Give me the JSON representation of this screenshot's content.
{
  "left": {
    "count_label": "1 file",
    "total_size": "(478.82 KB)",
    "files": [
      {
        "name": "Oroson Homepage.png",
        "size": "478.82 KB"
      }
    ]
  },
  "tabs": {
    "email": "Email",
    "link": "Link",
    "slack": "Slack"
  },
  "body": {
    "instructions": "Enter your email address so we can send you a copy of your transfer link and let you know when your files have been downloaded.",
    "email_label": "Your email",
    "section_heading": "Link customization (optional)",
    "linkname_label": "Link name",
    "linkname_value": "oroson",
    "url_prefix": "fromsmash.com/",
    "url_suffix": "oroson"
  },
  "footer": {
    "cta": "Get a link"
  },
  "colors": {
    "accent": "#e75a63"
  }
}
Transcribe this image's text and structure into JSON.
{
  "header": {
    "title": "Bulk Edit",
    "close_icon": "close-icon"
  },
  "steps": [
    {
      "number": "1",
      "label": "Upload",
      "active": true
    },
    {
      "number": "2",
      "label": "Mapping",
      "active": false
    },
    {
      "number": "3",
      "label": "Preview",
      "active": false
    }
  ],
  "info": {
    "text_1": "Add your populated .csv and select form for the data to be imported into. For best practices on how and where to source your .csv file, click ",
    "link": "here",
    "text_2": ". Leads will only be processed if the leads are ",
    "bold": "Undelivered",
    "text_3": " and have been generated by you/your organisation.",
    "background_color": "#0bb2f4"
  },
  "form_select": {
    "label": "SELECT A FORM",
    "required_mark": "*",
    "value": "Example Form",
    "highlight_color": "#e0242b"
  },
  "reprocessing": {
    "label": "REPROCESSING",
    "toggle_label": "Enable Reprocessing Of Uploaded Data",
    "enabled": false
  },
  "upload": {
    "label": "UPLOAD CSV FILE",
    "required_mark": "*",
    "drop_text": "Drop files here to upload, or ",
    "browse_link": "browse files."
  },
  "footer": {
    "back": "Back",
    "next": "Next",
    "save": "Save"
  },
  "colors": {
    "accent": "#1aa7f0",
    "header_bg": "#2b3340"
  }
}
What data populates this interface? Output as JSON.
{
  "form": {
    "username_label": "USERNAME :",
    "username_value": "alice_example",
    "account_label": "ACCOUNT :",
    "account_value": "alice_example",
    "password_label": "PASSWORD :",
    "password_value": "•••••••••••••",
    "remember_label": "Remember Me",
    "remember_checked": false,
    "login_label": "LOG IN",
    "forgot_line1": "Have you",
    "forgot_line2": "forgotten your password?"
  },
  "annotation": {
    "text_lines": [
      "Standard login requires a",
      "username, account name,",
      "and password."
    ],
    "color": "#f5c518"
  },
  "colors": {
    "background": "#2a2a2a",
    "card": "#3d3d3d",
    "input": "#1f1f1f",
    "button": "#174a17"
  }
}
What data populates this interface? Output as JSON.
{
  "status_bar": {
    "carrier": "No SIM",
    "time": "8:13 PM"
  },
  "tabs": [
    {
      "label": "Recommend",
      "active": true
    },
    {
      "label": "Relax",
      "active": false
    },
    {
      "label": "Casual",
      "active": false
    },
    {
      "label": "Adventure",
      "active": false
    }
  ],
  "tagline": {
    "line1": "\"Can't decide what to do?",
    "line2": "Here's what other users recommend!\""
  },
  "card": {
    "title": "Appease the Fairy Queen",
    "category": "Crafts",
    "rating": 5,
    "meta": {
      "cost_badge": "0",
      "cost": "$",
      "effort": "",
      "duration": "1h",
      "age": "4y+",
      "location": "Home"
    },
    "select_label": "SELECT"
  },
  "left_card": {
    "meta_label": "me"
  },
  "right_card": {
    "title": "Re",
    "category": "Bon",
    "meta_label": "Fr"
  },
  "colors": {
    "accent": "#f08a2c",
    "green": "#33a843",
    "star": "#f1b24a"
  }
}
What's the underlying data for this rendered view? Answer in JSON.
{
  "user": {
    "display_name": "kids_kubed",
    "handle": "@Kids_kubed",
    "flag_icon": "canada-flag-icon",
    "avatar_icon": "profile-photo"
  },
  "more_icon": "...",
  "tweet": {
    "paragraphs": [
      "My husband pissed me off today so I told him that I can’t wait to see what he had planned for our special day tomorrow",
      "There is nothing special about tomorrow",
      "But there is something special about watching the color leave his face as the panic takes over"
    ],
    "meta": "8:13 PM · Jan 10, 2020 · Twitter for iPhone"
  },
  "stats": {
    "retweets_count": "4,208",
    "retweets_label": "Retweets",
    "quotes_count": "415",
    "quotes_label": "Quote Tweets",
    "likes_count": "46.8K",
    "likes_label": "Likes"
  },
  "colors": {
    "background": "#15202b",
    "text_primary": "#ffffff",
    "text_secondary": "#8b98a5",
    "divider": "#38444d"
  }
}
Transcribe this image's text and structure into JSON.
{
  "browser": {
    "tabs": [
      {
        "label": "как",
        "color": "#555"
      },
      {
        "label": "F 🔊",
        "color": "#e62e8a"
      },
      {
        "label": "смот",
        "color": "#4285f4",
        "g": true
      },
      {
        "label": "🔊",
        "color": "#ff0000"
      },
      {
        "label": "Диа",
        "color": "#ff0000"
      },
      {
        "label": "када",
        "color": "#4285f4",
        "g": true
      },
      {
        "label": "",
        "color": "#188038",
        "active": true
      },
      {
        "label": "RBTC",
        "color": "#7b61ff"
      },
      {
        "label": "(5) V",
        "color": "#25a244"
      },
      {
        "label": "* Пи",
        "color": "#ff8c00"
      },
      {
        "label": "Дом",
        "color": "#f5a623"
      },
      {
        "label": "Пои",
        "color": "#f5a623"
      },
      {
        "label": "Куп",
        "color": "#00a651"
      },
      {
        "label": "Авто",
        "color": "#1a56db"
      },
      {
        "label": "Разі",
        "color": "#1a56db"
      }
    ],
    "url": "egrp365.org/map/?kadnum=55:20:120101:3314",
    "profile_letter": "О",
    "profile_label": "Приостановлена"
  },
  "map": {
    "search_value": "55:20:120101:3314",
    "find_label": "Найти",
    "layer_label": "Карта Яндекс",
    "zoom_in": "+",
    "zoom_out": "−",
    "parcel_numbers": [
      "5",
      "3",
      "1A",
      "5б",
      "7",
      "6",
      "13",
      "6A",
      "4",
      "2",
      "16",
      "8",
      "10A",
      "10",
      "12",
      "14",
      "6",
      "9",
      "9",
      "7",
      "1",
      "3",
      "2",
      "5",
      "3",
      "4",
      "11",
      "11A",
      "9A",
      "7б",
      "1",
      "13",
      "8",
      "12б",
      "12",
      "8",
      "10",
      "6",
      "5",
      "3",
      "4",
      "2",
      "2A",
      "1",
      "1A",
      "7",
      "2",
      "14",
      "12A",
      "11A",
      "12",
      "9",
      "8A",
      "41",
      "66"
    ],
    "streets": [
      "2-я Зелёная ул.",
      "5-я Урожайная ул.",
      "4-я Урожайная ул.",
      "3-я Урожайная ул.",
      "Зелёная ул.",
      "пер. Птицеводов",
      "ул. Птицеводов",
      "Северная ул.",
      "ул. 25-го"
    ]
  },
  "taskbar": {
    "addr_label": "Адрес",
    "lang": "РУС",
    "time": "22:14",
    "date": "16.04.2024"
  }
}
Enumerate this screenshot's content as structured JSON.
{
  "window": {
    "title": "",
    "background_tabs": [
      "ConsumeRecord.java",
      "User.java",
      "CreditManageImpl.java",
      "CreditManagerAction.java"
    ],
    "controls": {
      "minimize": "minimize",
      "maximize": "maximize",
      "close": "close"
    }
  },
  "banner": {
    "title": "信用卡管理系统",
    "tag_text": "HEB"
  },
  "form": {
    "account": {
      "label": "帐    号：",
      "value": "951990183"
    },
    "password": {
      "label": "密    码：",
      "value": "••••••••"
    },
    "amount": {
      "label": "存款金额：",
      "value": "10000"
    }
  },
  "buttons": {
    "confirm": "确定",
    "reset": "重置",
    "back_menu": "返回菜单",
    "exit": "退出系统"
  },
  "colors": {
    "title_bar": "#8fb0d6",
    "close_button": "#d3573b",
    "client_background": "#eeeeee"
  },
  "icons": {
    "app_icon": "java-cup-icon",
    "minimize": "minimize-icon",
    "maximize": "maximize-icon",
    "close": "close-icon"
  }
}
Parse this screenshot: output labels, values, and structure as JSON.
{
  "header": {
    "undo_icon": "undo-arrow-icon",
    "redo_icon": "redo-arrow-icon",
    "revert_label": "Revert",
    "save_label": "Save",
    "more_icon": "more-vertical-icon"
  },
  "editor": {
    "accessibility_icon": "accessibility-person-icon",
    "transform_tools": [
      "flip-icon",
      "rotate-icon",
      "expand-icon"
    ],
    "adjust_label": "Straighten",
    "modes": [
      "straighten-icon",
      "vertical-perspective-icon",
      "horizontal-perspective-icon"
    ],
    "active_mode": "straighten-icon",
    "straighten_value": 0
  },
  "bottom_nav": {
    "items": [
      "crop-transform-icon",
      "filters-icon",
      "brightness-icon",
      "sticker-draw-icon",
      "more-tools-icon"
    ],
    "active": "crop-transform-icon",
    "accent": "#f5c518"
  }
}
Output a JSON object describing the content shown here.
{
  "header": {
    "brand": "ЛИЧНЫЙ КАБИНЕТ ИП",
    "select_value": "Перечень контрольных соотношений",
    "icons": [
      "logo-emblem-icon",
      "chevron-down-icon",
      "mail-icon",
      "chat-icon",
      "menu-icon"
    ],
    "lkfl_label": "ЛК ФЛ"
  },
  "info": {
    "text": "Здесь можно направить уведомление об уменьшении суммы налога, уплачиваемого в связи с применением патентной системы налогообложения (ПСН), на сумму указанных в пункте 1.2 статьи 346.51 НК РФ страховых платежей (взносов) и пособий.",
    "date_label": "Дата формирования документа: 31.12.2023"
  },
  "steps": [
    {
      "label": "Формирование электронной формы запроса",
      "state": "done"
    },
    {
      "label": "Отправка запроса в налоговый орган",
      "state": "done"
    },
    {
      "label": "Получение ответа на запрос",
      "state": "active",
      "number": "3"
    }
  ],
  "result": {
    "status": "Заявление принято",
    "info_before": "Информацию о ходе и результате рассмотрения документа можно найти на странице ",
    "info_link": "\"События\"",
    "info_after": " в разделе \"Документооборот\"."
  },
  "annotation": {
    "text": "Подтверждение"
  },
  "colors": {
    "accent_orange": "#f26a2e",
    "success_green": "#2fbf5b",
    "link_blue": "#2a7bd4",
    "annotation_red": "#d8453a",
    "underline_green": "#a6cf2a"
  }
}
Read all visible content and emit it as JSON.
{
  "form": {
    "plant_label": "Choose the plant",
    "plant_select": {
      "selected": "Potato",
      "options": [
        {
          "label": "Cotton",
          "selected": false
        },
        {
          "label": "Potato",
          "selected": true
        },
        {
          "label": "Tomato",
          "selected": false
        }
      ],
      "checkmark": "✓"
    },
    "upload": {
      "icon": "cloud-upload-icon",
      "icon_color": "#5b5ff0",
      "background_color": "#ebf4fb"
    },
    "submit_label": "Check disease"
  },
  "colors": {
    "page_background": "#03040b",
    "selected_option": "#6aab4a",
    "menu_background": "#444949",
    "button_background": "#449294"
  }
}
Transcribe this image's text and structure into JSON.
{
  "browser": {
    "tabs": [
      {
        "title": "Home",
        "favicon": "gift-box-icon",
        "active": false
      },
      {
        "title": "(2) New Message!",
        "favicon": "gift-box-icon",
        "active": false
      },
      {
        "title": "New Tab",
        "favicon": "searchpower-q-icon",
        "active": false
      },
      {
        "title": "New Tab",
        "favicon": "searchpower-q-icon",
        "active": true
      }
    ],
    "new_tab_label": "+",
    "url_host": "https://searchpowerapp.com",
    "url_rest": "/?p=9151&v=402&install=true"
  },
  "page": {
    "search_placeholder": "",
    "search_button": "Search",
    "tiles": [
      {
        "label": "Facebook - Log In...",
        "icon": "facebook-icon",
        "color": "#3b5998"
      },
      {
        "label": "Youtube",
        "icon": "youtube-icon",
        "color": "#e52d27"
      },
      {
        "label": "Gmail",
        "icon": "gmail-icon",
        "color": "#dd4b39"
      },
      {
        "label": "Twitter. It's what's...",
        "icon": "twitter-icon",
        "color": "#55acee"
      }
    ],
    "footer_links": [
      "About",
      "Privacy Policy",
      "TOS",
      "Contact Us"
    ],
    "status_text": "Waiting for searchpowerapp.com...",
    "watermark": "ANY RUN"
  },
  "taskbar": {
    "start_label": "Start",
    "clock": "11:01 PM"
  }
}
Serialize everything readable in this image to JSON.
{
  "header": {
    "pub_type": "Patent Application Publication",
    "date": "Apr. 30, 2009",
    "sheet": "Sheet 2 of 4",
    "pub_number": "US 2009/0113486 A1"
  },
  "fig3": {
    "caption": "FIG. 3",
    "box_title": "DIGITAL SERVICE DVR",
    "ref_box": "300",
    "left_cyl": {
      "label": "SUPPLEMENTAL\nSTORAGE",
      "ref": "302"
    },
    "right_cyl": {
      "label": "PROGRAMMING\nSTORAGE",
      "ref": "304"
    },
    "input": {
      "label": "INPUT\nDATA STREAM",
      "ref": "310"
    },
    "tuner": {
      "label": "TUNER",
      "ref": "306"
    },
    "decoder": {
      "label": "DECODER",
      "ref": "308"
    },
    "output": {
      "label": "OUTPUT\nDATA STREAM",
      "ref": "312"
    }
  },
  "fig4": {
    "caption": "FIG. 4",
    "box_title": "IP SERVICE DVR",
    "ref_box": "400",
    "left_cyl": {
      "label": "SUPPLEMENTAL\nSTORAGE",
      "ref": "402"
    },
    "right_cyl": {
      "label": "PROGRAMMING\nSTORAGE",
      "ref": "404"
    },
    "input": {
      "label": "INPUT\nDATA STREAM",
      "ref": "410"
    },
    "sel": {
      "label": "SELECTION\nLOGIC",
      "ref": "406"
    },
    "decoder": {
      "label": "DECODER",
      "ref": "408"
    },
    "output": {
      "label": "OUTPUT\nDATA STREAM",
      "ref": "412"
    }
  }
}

Exercise goal: Select the lines that carry the string "special" and copy them.

Written reply:
      "My husband pissed me off today so I told him that I can’t wait to see what he had planned for our special day tomorrow",
      "There is nothing special about tomorrow",
      "But there is something special about watching the color leave his face as the panic takes over"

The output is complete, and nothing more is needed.